Extract each line of the records below that contains the word "xlabel".

• _Data extracted from a collection_:
☆ ☆ ☆ ☆ ☆

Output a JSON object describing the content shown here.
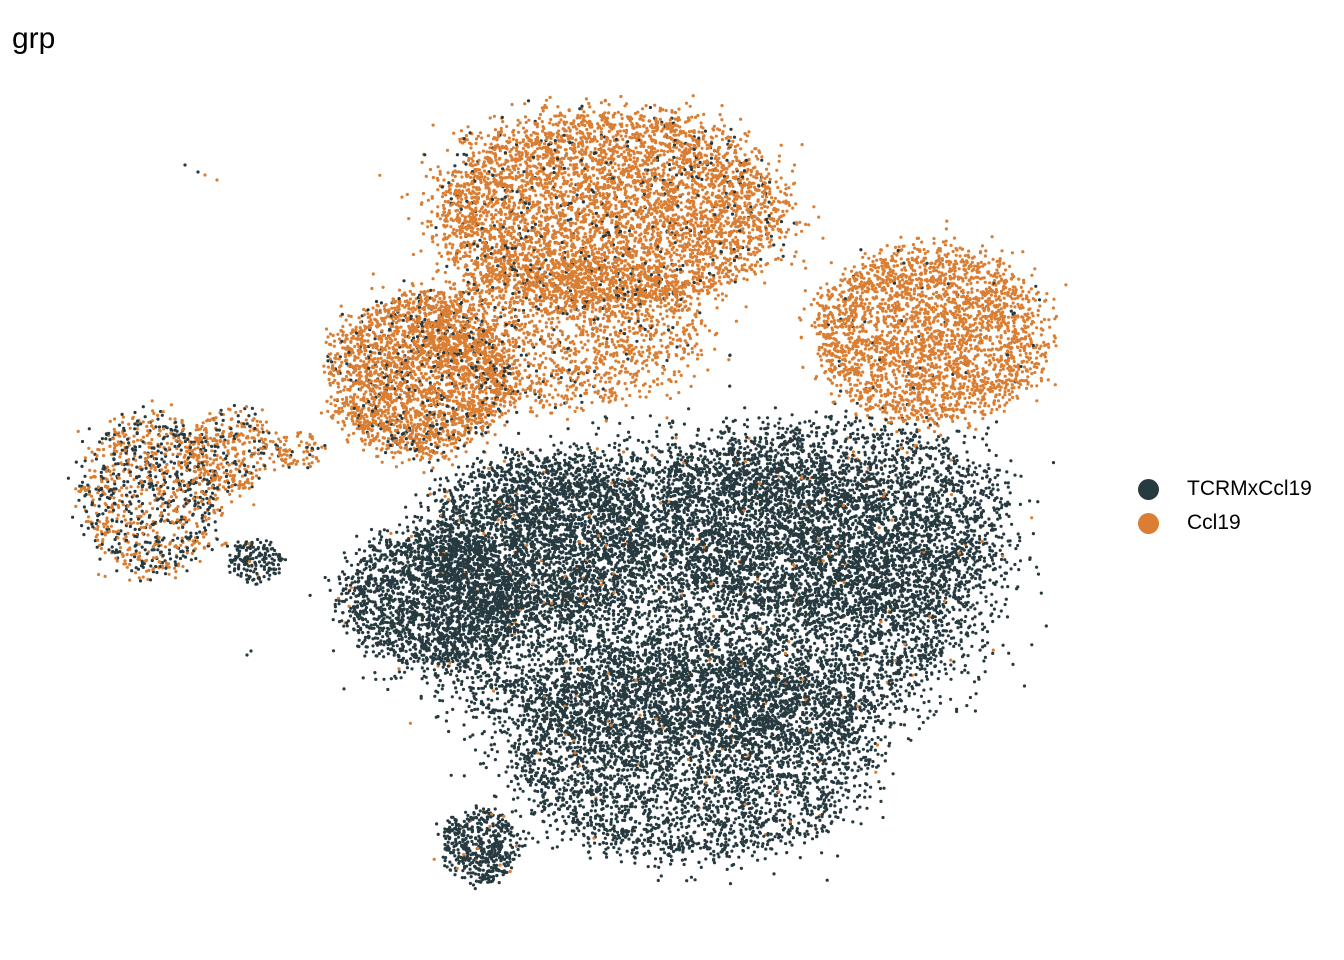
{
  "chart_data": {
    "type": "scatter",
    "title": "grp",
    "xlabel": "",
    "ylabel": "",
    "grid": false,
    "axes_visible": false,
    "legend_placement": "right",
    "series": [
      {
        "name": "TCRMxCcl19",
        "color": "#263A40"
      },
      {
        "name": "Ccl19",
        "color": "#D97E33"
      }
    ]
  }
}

☆ ☆ ☆ ☆ ☆

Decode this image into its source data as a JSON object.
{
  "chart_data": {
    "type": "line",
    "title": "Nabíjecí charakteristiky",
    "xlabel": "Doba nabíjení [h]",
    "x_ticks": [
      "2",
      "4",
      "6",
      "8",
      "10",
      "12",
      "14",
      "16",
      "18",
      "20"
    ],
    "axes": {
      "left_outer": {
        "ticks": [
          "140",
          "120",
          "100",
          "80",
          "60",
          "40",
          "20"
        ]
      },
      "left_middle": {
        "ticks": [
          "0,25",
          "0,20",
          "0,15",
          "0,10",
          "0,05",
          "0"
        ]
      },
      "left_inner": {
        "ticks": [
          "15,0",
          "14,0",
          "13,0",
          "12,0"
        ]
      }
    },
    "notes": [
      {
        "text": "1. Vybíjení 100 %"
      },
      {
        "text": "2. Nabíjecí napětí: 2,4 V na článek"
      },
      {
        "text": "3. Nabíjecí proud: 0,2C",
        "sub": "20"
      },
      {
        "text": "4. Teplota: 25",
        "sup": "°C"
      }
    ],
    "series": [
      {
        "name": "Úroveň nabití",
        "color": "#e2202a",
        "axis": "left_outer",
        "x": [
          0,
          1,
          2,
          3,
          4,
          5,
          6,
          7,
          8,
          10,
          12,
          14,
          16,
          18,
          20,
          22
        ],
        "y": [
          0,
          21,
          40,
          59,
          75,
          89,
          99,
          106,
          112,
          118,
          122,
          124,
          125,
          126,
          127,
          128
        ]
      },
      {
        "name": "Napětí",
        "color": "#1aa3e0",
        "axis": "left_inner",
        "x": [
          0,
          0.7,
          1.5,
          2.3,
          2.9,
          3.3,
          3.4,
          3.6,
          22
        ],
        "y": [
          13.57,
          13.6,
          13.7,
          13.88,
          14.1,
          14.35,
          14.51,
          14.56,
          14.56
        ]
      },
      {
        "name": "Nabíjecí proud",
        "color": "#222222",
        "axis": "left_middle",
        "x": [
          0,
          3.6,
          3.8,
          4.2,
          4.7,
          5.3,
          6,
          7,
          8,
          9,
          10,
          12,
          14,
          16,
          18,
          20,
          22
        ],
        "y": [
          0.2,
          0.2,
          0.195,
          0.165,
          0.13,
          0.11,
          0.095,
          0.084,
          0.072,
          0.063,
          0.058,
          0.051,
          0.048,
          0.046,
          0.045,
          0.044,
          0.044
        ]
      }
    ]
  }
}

☆ ☆ ☆ ☆ ☆

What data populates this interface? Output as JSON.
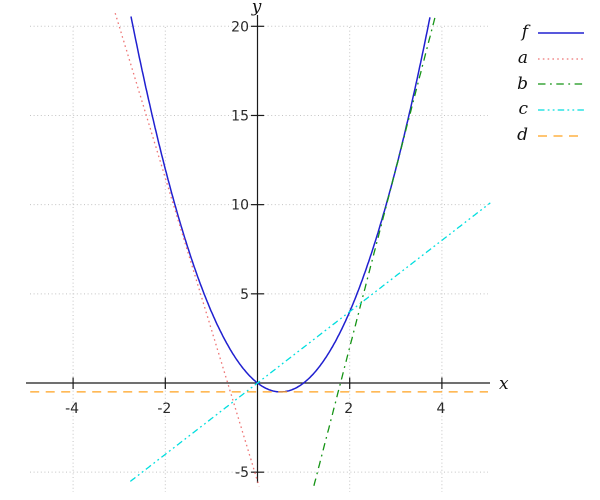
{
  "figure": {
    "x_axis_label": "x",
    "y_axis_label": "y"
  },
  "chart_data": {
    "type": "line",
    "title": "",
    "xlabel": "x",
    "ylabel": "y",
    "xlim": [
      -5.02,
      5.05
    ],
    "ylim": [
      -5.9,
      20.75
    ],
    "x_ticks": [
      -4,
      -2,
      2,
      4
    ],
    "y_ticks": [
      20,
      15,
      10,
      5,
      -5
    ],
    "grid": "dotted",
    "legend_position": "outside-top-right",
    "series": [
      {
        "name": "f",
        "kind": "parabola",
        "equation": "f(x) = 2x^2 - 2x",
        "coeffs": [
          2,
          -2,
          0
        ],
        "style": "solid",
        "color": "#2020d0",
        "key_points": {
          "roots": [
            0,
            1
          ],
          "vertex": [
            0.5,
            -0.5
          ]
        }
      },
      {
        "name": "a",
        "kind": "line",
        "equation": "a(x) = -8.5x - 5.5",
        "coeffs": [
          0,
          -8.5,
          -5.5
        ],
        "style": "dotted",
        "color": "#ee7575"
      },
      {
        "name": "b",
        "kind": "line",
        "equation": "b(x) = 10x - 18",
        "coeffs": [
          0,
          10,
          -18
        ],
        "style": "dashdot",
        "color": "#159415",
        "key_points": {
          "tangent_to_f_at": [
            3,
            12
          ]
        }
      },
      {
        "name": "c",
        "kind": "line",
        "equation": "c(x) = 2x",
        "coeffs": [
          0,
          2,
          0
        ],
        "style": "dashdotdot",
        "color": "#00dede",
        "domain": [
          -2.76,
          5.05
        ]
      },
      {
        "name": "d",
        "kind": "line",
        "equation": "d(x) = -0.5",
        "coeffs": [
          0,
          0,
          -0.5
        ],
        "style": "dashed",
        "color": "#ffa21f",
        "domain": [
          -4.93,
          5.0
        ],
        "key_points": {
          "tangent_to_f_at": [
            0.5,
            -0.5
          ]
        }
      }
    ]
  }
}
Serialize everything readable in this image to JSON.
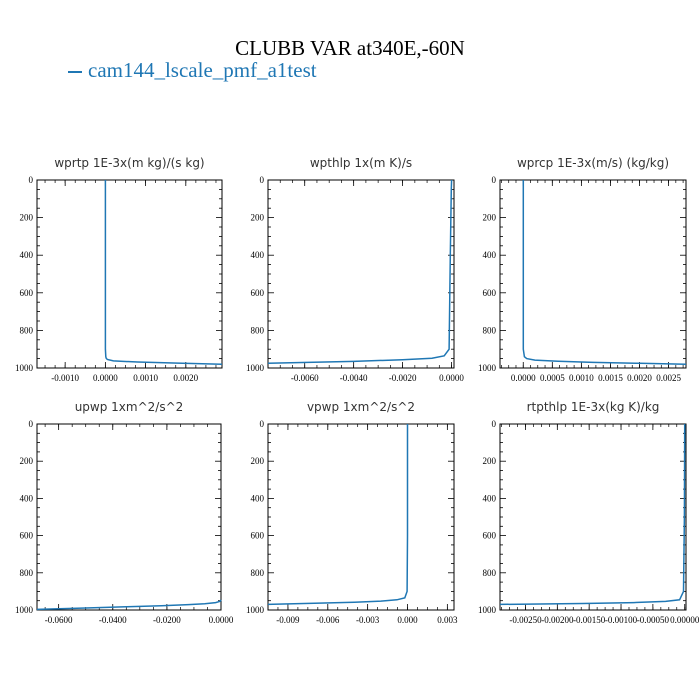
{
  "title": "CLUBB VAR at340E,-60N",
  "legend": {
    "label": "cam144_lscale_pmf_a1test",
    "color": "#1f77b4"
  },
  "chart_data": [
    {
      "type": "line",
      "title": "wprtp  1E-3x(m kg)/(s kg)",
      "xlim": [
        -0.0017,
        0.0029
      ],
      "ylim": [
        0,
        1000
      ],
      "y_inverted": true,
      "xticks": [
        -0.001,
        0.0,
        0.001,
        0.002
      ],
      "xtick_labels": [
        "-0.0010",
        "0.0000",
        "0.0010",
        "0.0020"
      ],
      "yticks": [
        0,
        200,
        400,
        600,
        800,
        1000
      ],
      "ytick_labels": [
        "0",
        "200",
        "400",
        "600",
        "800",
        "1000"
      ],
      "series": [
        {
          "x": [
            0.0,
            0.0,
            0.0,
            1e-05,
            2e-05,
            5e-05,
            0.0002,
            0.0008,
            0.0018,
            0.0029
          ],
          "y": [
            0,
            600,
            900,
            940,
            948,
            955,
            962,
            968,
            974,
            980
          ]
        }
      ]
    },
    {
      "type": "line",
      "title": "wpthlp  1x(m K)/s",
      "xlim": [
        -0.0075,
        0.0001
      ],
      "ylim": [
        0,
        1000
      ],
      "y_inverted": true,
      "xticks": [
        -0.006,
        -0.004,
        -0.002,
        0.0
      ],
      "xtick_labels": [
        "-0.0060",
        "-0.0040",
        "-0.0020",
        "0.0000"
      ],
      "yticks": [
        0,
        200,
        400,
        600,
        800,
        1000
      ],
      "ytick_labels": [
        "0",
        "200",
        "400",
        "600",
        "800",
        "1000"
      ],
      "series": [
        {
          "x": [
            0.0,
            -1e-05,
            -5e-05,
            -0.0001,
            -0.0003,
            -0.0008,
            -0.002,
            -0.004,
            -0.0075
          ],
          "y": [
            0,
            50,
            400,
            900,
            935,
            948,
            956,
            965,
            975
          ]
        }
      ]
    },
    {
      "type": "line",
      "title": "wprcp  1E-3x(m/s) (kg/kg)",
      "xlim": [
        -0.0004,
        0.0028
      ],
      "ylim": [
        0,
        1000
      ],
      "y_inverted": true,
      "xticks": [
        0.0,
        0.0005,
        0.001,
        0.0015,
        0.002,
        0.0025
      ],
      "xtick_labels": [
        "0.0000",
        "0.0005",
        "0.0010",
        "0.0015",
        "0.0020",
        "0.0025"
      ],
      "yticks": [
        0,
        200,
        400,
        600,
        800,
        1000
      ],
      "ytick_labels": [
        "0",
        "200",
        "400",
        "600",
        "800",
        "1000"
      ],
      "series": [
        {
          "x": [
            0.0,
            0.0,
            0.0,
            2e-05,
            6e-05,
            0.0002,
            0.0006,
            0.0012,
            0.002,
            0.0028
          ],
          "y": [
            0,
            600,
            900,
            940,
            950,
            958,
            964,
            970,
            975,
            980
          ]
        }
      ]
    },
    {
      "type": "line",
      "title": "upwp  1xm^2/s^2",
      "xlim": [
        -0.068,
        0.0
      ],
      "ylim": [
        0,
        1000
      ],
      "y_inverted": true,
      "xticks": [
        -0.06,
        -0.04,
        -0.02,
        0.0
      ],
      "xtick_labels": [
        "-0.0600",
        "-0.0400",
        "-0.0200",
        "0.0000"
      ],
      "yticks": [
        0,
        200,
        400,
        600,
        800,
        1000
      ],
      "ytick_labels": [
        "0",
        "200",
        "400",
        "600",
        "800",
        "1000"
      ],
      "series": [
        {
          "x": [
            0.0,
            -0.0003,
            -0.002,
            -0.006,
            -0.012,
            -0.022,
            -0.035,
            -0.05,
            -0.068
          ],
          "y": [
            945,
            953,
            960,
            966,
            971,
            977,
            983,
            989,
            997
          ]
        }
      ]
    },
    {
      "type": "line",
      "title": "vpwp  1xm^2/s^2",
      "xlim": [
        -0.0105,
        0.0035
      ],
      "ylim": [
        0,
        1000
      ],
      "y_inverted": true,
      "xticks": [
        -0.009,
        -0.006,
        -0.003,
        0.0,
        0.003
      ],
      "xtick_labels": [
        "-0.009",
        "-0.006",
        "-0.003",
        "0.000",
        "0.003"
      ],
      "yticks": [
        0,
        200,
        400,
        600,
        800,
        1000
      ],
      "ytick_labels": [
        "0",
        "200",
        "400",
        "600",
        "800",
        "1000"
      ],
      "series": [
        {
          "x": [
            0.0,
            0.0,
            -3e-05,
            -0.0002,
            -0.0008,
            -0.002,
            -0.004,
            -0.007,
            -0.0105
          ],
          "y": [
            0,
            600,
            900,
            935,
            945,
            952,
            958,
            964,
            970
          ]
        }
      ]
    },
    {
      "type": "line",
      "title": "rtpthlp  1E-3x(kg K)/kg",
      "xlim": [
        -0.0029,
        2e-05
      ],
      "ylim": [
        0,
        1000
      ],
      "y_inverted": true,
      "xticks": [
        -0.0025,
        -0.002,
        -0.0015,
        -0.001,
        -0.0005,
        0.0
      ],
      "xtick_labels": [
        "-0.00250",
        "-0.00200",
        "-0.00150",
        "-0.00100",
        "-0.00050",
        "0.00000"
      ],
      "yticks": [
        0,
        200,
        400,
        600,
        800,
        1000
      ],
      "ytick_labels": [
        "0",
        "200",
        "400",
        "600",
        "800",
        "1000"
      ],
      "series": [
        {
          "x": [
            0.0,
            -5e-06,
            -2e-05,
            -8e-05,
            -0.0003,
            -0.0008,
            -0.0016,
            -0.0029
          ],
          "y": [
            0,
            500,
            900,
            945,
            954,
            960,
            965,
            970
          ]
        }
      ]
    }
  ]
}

☆ ☆ ☆ ☆ ☆

• _Reply to the task_:
    "xlabel": "",
    "xlabel": "Doba nabíjení [h]",
    "xlabel": "x",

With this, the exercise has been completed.